Job → Look for the string "lgan" and copy every line that has it.
---
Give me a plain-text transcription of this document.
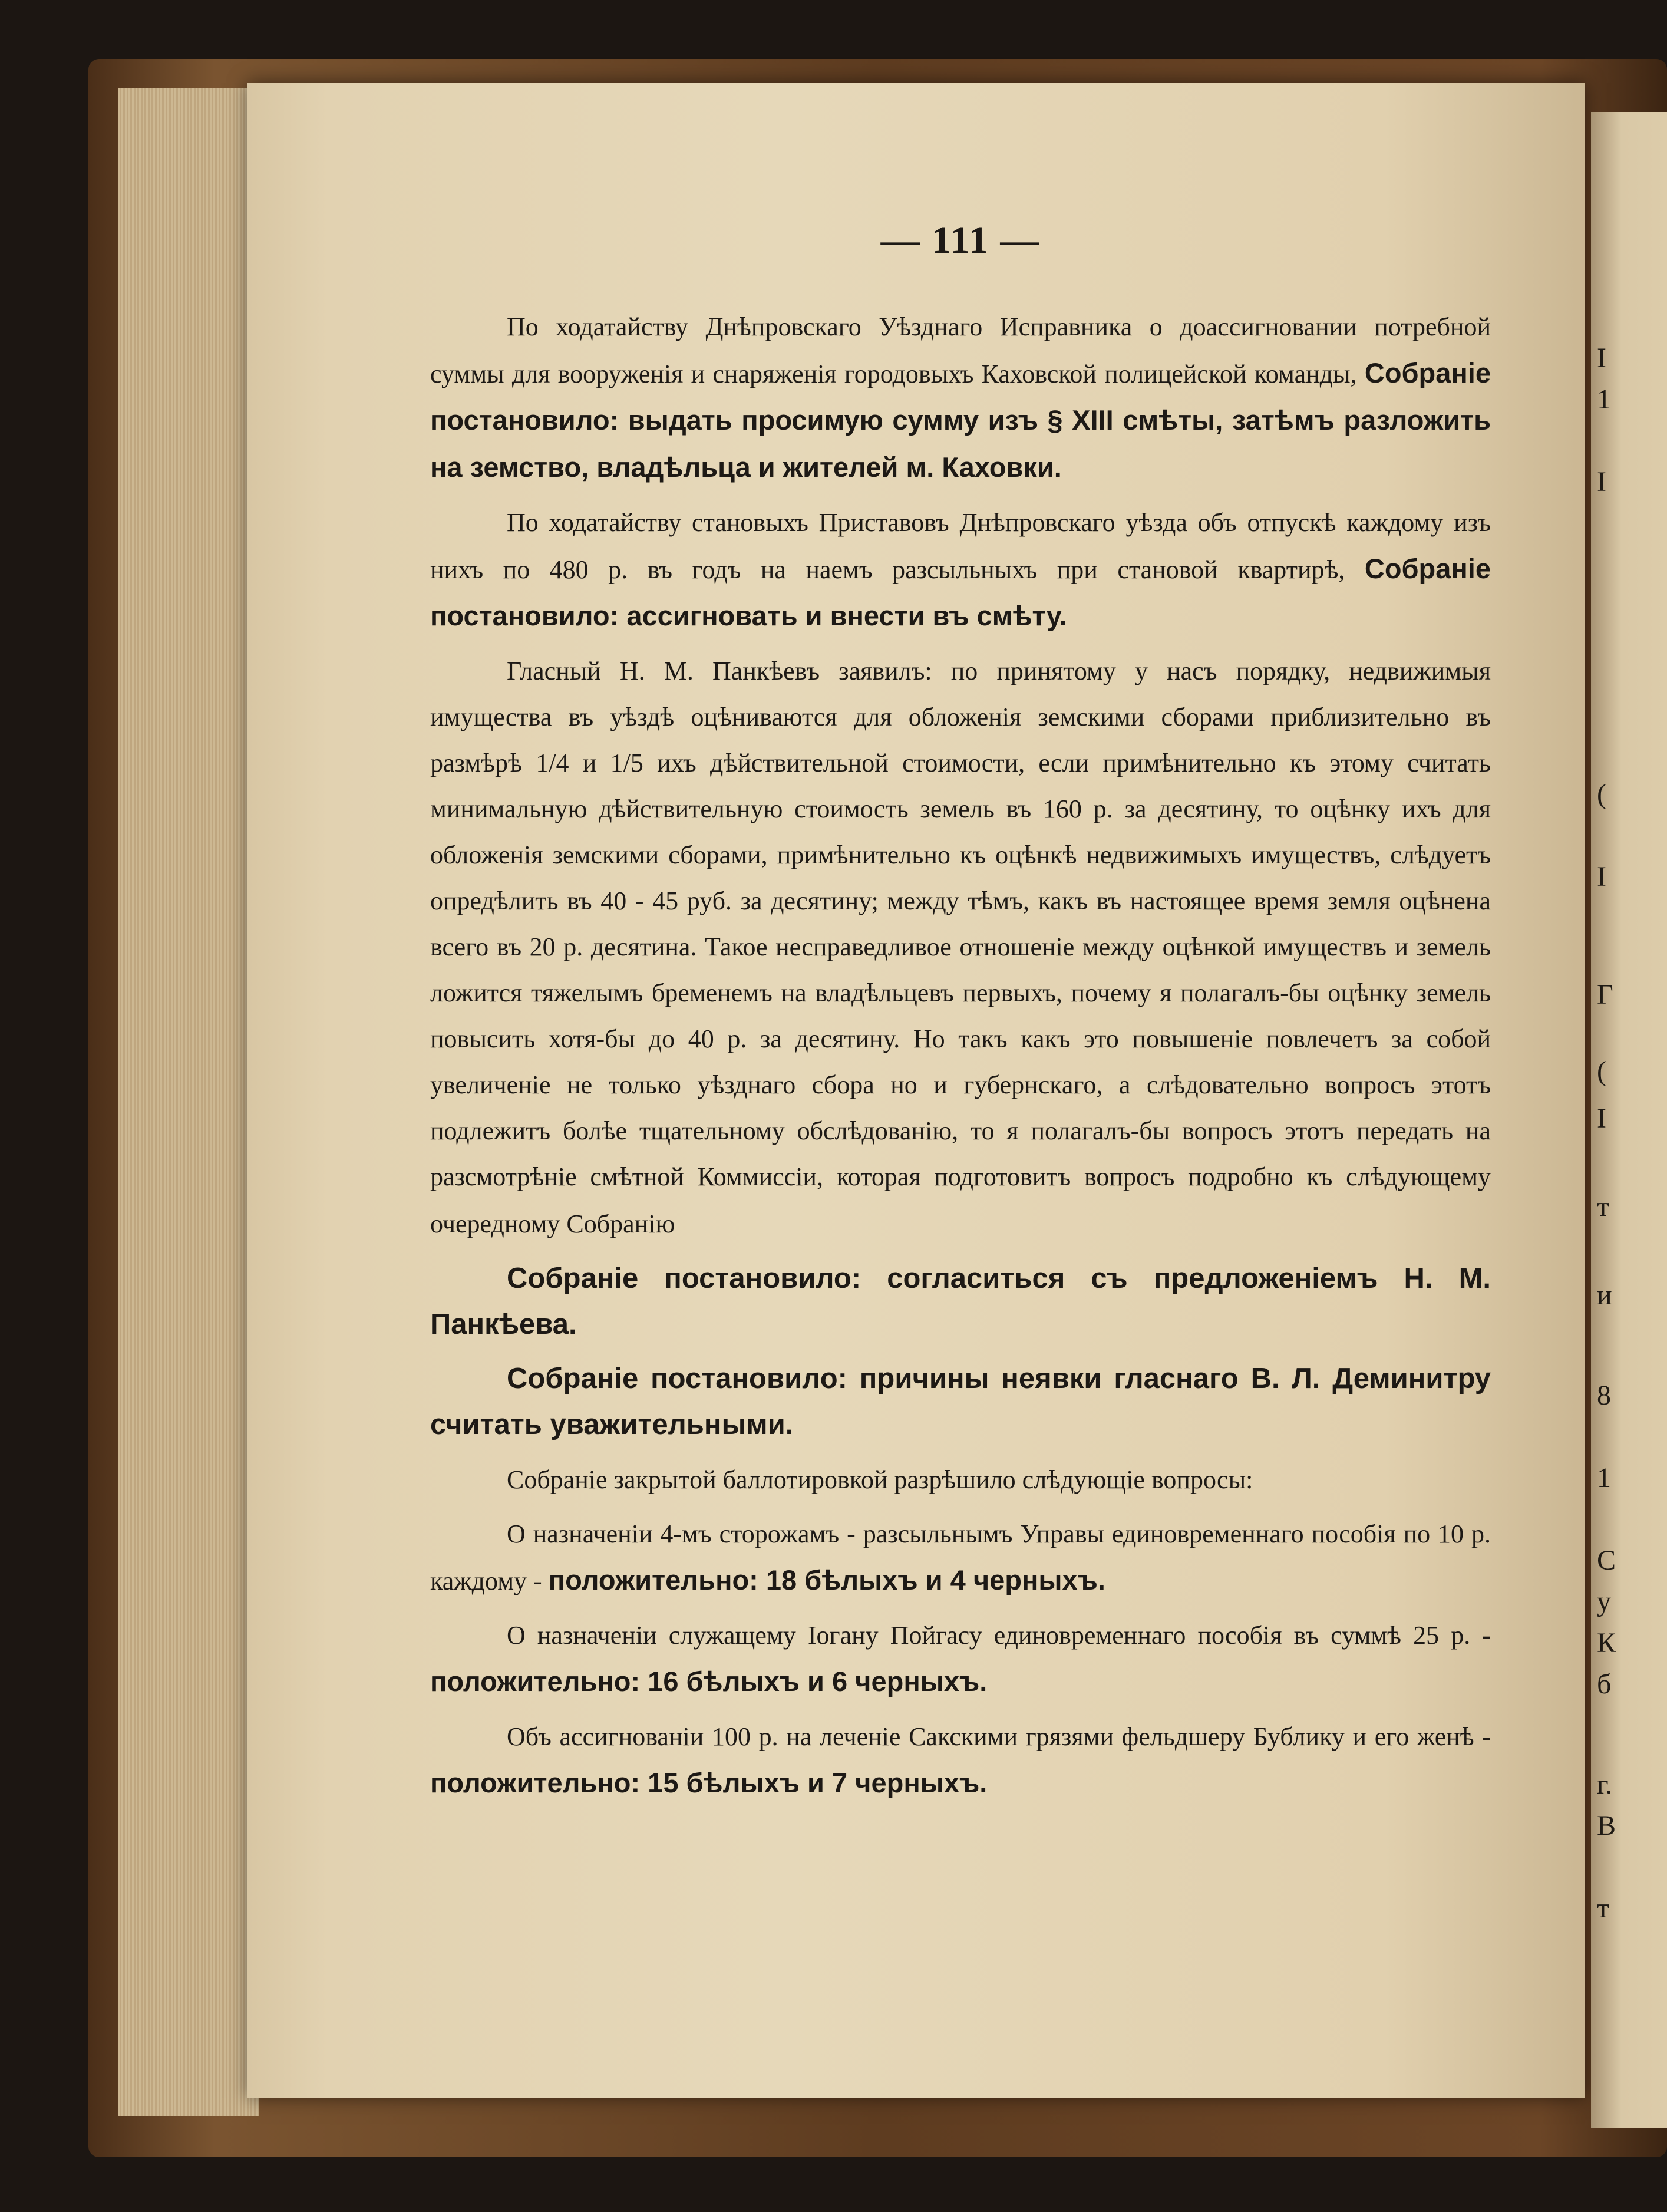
I
1
I
(
I
Г
(
I
т
и
8
1
С
у
К
б
г.
В
т
— 111 —

По ходатайству Днѣпровскаго Уѣзднаго Исправника о доасcигновании потребной суммы для вооруженія и снаряженія городовыхъ Каховской полицейской команды, Собраніе постановило: выдать просимую сумму изъ § XIII смѣты, затѣмъ разложить на земство, владѣльца и жителей м. Каховки.

По ходатайству становыхъ Приставовъ Днѣпровскаго уѣзда объ отпускѣ каждому изъ нихъ по 480 р. въ годъ на наемъ разсыльныхъ при становой квартирѣ, Собраніе постановило: ассигновать и внести въ смѣту.

Гласный Н. М. Панкѣевъ заявилъ: по принятому у насъ порядку, недвижимыя имущества въ уѣздѣ оцѣниваются для обложенія земскими сборами приблизительно въ размѣрѣ 1/4 и 1/5 ихъ дѣйствительной стоимости, если примѣнительно къ этому считать минимальную дѣйствительную стоимость земель въ 160 р. за десятину, то оцѣнку ихъ для обложенія земскими сборами, примѣнительно къ оцѣнкѣ недвижимыхъ имуществъ, слѣдуетъ опредѣлить въ 40 - 45 руб. за десятину; между тѣмъ, какъ въ настоящее время земля оцѣнена всего въ 20 р. десятина. Такое несправедливое отношеніе между оцѣнкой имуществъ и земель ложится тяжелымъ бременемъ на владѣльцевъ первыхъ, почему я полагалъ-бы оцѣнку земель повысить хотя-бы до 40 р. за десятину. Но такъ какъ это повышеніе повлечетъ за собой увеличеніе не только уѣзднаго сбора но и губернскаго, а слѣдовательно вопросъ этотъ подлежитъ болѣе тщательному обслѣдованію, то я полагалъ-бы вопросъ этотъ передать на разсмотрѣніе смѣтной Коммиссіи, которая подготовитъ вопросъ подробно къ слѣдующему очередному Собранію

Собраніе постановило: согласиться съ предложеніемъ Н. М. Панкѣева.

Собраніе постановило: причины неявки гласнаго В. Л. Деминитру считать уважительными.

Собраніе закрытой баллотировкой разрѣшило слѣдующіе вопросы:

О назначеніи 4-мъ сторожамъ - разсыльнымъ Управы единовременнаго пособія по 10 р. каждому - положительно: 18 бѣлыхъ и 4 черныхъ.

О назначеніи служащему Іогану Пойгасу единовременнаго пособія въ суммѣ 25 р. - положительно: 16 бѣлыхъ и 6 черныхъ.

Объ ассигнованіи 100 р. на леченіе Сакскими грязями фельдшеру Бублику и его женѣ - положительно: 15 бѣлыхъ и 7 черныхъ.
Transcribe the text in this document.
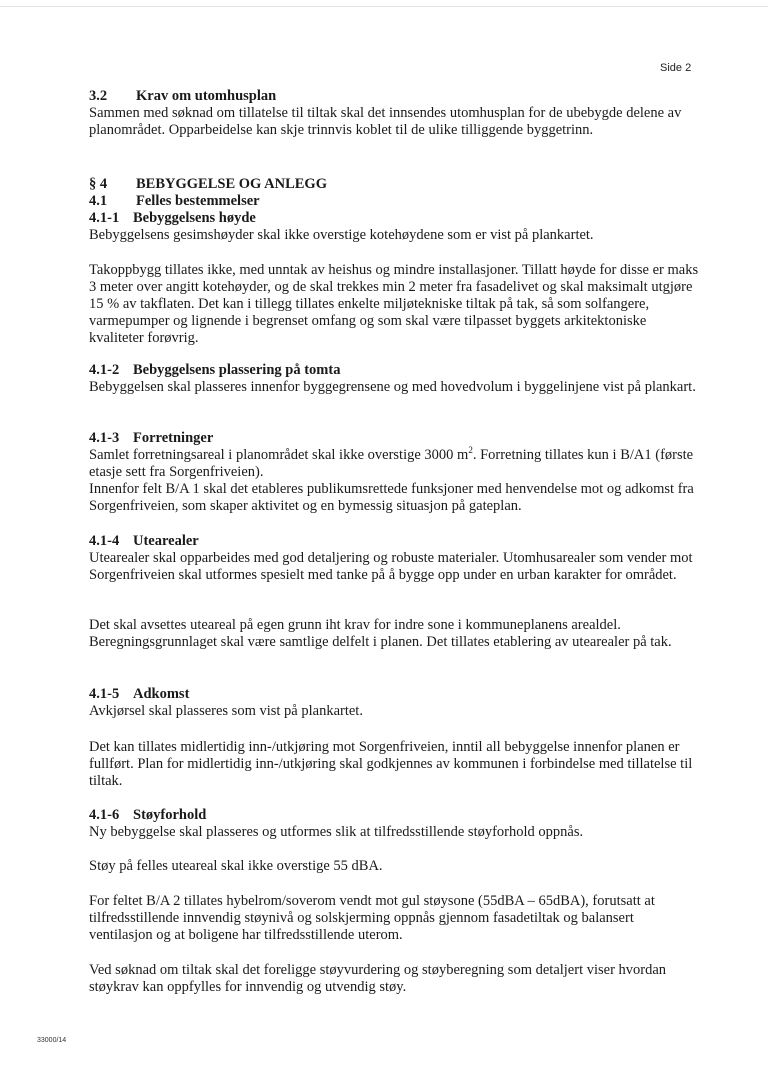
Side 2
3.2 Krav om utomhusplan

Sammen med søknad om tillatelse til tiltak skal det innsendes utomhusplan for de ubebygde delene av planområdet. Opparbeidelse kan skje trinnvis koblet til de ulike tilliggende byggetrinn.

§ 4 BEBYGGELSE OG ANLEGG
4.1 Felles bestemmelser
4.1-1 Bebyggelsens høyde

Bebyggelsens gesimshøyder skal ikke overstige kotehøydene som er vist på plankartet.

Takoppbygg tillates ikke, med unntak av heishus og mindre installasjoner. Tillatt høyde for disse er maks 3 meter over angitt kotehøyder, og de skal trekkes min 2 meter fra fasadelivet og skal maksimalt utgjøre 15 % av takflaten. Det kan i tillegg tillates enkelte miljøtekniske tiltak på tak, så som solfangere, varmepumper og lignende i begrenset omfang og som skal være tilpasset byggets arkitektoniske kvaliteter forøvrig.

4.1-2 Bebyggelsens plassering på tomta

Bebyggelsen skal plasseres innenfor byggegrensene og med hovedvolum i byggelinjene vist på plankart.

4.1-3 Forretninger

Samlet forretningsareal i planområdet skal ikke overstige 3000 $m^2$. Forretning tillates kun i B/A1 (første etasje sett fra Sorgenfriveien).

Innenfor felt B/A 1 skal det etableres publikumsrettede funksjoner med henvendelse mot og adkomst fra Sorgenfriveien, som skaper aktivitet og en bymessig situasjon på gateplan.

4.1-4 Utearealer

Utearealer skal opparbeides med god detaljering og robuste materialer. Utomhusarealer som vender mot Sorgenfriveien skal utformes spesielt med tanke på å bygge opp under en urban karakter for området.

Det skal avsettes uteareal på egen grunn iht krav for indre sone i kommuneplanens arealdel. Beregningsgrunnlaget skal være samtlige delfelt i planen. Det tillates etablering av utearealer på tak.

4.1-5 Adkomst

Avkjørsel skal plasseres som vist på plankartet.

Det kan tillates midlertidig inn-/utkjøring mot Sorgenfriveien, inntil all bebyggelse innenfor planen er fullført. Plan for midlertidig inn-/utkjøring skal godkjennes av kommunen i forbindelse med tillatelse til tiltak.

4.1-6 Støyforhold

Ny bebyggelse skal plasseres og utformes slik at tilfredsstillende støyforhold oppnås.

Støy på felles uteareal skal ikke overstige 55 dBA.

For feltet B/A 2 tillates hybelrom/soverom vendt mot gul støysone (55dBA – 65dBA), forutsatt at tilfredsstillende innvendig støynivå og solskjerming oppnås gjennom fasadetiltak og balansert ventilasjon og at boligene har tilfredsstillende uterom.

Ved søknad om tiltak skal det foreligge støyvurdering og støyberegning som detaljert viser hvordan støykrav kan oppfylles for innvendig og utvendig støy.

33000/14
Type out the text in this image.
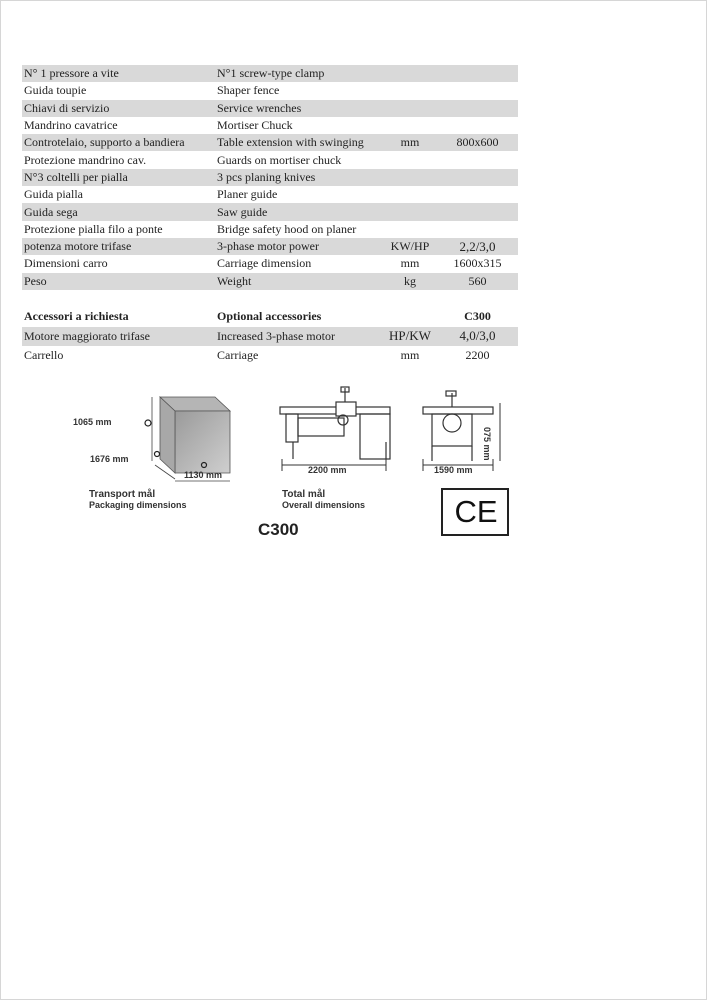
N° 1 pressore a vite	N°1 screw-type clamp		
Guida toupie	Shaper fence		
Chiavi di servizio	Service wrenches		
Mandrino cavatrice	Mortiser Chuck		
Controtelaio, supporto a bandiera	Table extension with swinging	mm	800x600
Protezione mandrino cav.	Guards on mortiser chuck		
N°3 coltelli per pialla	3 pcs planing knives		
Guida pialla	Planer guide		
Guida sega	Saw guide		
Protezione pialla filo a ponte	Bridge safety hood on planer		
potenza motore trifase	3-phase motor power	KW/HP	2,2/3,0
Dimensioni carro	Carriage dimension	mm	1600x315
Peso	Weight	kg	560
Accessori a richiesta	Optional accessories		C300
Motore maggiorato trifase	Increased 3-phase motor	HP/KW	4,0/3,0
Carrello	Carriage	mm	2200
1065 mm
1676 mm
1130 mm
Transport mål
Packaging dimensions
2200 mm	1590 mm
075 mm
Total mål
Overall dimensions
C300
CE
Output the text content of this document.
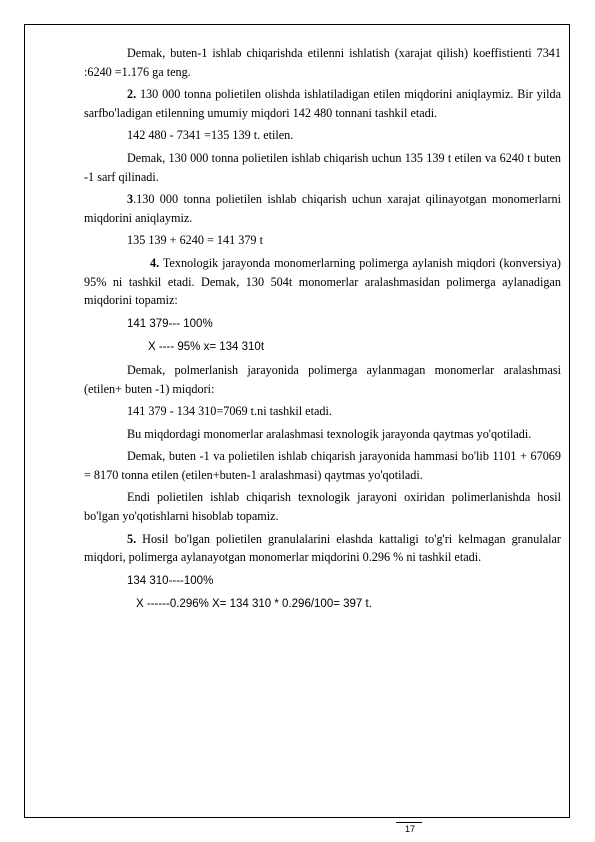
Demak, buten-1 ishlab chiqarishda etilenni ishlatish (xarajat qilish) koeffistienti 7341 :6240 =1.176 ga teng.

2. 130 000 tonna polietilen olishda ishlatiladigan etilen miqdorini aniqlaymiz. Bir yilda sarfbo'ladigan etilenning umumiy miqdori 142 480 tonnani tashkil etadi.

142 480 - 7341 =135 139 t. etilen.

Demak, 130 000 tonna polietilen ishlab chiqarish uchun 135 139 t etilen va 6240 t buten -1 sarf qilinadi.

3.130 000 tonna polietilen ishlab chiqarish uchun xarajat qilinayotgan monomerlarni miqdorini aniqlaymiz.

135 139 + 6240 = 141 379 t

4. Texnologik jarayonda monomerlarning polimerga aylanish miqdori (konversiya) 95% ni tashkil etadi. Demak, 130 504t monomerlar aralashmasidan polimerga aylanadigan miqdorini topamiz:

141 379--- 100%

X ---- 95% x= 134 310t

Demak, polmerlanish jarayonida polimerga aylanmagan monomerlar aralashmasi (etilen+ buten -1) miqdori:

141 379 - 134 310=7069 t.ni tashkil etadi.

Bu miqdordagi monomerlar aralashmasi texnologik jarayonda qaytmas yo'qotiladi.

Demak, buten -1 va polietilen ishlab chiqarish jarayonida hammasi bo'lib 1101 + 67069 = 8170 tonna etilen (etilen+buten-1 aralashmasi) qaytmas yo'qotiladi.

Endi polietilen ishlab chiqarish texnologik jarayoni oxiridan polimerlanishda hosil bo'lgan yo'qotishlarni hisoblab topamiz.

5. Hosil bo'lgan polietilen granulalarini elashda kattaligi to'g'ri kelmagan granulalar miqdori, polimerga aylanayotgan monomerlar miqdorini 0.296 % ni tashkil etadi.

134 310----100%

X ------0.296% X= 134 310 * 0.296/100= 397 t.

17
---
The completed task →
Endi polietilen ishlab chiqarish texnologik jarayoni oxiridan polimerlanishda hosil bo'lgan yo'qotishlarni hisoblab topamiz.
5. Hosil bo'lgan polietilen granulalarini elashda kattaligi to'g'ri kelmagan granulalar miqdori, polimerga aylanayotgan monomerlar miqdorini 0.296 % ni tashkil etadi.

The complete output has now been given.